TESTO
╔══
«Welcome», «Umberto D» e 57 canali di merda

Oggi parlo di cinema. In particolare di un film recentissimo e assai bello, «Welcome» (visto in sala) e di un capolavoro del tutto dimenticato, «Umberto D» recuperato in dvd.

Per chi non mi conosce, preciso che sono un cinefilo; anche un po’ cinofilo ma mi secca se il correttore automatico interviene spesso nei miei scritti a mutare inopportunamente la e in o.

Amo il cinema classico e moderno; quello lentissimo e l’altro spumeggiante, da stress; adoro le cinque K (Kieslowski, Kitano, Kubrick, Kurosawa, Kusturica) ma anche il genere brillante; a volte, se posso, rivedo il film due volte di seguito … perché mi è piaciuto, per capirlo meglio o per godermi la tecnica dopo essere stato ipnotizzato dalla trama; sino a poco tempo fa andavo al cinema anche per pomiciare (ma questo è un altro discorso) al buio; preferisco la sala e il grande schermo ma non per questo rinuncio a vedermi vhs e dvd. Anzi direi che, almeno in Italia, è quasi l’unico motivo per usufruire ogni tanto di un televisore. Di solito, cioè 362 giorni l’anno, mi schiero con quello che cantava Bruce Springsteen: «57 canali in tv e nulla da vedere / così, nel sacro nome di Elvis, presi il fucile / e feci saltare in aria quell’aggeggio».
╚══
COSA FARE
Puoi ritrascrivere parola per parola, dal testo sul cinema, tutto ciò che va da "Oggi parlo di" giù fino a "inopportunamente la e in o."? Le voci riportate qui non hanno alcun rapporto con il testo sul cinema.

VOCI FORNITE
╔══
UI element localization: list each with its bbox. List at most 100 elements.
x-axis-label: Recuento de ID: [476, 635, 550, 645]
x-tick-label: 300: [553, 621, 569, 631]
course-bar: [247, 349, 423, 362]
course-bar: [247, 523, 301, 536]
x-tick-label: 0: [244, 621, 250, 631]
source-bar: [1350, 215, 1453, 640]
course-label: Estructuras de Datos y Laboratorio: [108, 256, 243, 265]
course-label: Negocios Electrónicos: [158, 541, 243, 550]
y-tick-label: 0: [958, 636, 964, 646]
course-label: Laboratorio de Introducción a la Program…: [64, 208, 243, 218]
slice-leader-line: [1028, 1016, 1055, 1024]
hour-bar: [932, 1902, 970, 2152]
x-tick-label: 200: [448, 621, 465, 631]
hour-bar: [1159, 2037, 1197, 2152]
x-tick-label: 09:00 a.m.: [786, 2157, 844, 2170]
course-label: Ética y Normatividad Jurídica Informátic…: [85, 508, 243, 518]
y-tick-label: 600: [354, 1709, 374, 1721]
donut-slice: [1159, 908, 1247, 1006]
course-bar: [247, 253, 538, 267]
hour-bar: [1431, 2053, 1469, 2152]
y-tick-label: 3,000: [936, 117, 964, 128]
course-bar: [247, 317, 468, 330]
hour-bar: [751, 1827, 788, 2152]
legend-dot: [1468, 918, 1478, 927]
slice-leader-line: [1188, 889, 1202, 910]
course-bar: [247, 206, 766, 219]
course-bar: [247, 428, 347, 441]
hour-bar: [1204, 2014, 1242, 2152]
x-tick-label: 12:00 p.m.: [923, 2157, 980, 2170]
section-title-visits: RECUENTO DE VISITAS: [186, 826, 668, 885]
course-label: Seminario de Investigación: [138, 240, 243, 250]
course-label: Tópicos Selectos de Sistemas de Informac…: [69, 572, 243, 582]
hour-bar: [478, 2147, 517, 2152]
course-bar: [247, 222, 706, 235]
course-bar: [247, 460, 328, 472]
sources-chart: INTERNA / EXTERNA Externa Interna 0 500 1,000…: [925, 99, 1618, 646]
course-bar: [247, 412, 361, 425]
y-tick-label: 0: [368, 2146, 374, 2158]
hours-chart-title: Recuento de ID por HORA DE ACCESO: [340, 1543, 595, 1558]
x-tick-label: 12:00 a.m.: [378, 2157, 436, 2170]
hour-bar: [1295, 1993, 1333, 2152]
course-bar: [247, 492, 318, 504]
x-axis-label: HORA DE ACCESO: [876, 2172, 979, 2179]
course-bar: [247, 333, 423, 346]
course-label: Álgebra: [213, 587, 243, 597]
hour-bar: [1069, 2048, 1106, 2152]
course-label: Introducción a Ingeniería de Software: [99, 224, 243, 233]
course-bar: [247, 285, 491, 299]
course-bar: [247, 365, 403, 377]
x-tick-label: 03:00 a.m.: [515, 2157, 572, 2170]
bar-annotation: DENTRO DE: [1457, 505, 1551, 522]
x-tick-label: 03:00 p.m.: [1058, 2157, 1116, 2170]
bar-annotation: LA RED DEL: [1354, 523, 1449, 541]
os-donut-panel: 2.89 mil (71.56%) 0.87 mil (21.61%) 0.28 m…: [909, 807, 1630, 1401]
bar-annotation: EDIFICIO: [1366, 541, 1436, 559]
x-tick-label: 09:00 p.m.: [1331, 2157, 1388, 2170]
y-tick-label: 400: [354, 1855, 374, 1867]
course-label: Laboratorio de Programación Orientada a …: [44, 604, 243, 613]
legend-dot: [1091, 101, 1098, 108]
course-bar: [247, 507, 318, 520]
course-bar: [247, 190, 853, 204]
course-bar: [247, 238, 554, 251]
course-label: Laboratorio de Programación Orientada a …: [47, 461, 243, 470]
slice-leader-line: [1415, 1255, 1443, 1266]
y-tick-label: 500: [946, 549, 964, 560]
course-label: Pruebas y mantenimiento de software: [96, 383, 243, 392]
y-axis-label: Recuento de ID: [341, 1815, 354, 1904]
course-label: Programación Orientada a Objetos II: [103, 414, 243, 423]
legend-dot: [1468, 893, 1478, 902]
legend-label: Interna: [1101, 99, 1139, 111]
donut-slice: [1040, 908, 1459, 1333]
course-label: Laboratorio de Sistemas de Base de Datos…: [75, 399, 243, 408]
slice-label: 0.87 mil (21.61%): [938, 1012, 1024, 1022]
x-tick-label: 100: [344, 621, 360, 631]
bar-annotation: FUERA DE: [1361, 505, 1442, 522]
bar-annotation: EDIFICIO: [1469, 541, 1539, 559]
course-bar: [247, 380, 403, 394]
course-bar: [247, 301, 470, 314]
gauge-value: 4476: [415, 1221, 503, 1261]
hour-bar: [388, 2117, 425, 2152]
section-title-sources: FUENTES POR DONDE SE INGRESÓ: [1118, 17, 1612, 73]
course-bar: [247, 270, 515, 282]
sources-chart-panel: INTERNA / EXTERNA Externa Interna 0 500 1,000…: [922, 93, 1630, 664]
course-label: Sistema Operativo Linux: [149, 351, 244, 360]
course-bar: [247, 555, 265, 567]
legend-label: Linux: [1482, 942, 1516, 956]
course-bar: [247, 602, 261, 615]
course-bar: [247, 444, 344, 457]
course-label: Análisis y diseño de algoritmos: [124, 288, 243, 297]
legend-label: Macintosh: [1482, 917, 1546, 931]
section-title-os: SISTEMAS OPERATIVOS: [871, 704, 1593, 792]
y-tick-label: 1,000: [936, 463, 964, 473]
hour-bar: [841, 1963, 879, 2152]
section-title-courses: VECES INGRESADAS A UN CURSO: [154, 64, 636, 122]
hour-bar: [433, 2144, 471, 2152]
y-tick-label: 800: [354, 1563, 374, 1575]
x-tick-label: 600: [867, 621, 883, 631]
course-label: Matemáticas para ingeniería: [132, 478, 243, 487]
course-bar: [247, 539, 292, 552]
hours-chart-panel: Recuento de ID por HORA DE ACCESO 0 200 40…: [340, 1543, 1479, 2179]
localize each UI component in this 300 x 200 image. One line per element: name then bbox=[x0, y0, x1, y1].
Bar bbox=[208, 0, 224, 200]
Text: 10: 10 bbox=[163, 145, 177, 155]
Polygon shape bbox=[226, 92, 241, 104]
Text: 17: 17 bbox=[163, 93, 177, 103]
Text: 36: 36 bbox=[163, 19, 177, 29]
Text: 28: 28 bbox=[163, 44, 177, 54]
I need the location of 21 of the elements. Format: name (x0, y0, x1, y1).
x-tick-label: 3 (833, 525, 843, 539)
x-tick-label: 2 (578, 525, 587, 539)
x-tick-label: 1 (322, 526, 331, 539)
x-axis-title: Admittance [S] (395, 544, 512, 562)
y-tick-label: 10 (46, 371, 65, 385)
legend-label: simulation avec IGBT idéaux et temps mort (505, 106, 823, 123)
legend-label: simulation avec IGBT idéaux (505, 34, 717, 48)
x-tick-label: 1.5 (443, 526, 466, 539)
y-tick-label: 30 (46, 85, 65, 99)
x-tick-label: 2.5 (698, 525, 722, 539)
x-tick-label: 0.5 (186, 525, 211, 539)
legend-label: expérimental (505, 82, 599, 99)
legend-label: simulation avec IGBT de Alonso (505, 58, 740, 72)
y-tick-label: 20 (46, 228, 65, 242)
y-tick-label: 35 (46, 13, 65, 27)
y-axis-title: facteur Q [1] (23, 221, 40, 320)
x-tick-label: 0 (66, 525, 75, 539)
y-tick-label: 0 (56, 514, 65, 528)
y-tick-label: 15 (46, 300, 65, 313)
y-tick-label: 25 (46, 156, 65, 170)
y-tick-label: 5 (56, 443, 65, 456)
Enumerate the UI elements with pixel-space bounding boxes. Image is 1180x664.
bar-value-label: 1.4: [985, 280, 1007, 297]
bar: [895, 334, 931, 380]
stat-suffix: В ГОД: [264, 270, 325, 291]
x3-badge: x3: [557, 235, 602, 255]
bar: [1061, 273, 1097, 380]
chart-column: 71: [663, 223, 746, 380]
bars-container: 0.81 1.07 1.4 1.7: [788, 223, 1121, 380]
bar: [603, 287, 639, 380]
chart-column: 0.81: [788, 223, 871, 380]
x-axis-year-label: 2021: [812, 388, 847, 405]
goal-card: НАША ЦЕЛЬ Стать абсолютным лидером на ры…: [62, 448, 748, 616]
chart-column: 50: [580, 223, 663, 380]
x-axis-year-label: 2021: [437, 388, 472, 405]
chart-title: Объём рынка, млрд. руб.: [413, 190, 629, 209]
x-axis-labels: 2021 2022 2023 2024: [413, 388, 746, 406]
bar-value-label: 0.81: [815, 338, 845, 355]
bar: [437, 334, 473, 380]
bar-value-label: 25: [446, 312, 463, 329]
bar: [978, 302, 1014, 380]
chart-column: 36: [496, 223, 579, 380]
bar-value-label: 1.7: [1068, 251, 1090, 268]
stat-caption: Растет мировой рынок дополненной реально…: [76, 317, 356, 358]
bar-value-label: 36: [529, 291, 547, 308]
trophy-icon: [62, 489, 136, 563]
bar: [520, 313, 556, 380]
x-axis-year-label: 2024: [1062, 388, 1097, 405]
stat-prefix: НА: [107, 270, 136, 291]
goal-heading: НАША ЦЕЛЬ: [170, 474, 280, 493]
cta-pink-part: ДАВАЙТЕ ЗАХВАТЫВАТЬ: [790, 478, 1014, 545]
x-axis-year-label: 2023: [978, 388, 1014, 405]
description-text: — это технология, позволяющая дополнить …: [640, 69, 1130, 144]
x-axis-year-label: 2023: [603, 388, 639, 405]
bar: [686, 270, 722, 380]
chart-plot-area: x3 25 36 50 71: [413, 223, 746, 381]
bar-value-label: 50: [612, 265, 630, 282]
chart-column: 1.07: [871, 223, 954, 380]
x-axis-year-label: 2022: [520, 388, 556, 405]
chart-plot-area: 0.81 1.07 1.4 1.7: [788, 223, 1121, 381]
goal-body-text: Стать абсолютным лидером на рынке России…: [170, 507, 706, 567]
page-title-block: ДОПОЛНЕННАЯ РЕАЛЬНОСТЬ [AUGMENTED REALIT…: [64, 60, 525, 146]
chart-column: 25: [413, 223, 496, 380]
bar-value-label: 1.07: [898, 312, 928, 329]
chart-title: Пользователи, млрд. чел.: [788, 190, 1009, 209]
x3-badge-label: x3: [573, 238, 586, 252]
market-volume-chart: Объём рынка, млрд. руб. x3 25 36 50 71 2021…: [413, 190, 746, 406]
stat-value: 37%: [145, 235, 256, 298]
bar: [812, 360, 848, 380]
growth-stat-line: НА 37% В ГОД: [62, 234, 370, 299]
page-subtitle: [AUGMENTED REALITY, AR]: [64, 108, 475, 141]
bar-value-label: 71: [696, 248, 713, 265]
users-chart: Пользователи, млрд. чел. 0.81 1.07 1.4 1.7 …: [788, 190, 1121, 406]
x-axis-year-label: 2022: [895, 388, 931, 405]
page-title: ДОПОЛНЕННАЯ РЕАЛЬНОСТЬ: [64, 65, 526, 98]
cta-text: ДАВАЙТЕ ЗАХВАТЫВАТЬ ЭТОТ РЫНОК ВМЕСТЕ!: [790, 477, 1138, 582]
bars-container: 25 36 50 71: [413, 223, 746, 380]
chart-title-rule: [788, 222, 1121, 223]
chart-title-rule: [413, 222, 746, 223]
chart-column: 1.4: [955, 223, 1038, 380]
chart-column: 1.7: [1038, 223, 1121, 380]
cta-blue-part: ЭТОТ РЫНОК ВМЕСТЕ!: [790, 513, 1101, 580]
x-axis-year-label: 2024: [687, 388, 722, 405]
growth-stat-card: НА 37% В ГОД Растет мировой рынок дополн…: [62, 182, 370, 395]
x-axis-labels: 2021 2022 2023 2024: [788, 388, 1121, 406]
╚══
RISPOSTA ALL'ESERCIZIO
Oggi parlo di cinema. In particolare di un film recentissimo e assai bello, «Welcome» (visto in sala) e di un capolavoro del tutto dimenticato, «Umberto D» recuperato in dvd.

Per chi non mi conosce, preciso che sono un cinefilo; anche un po’ cinofilo ma mi secca se il correttore automatico interviene spesso nei miei scritti a mutare inopportunamente la e in o.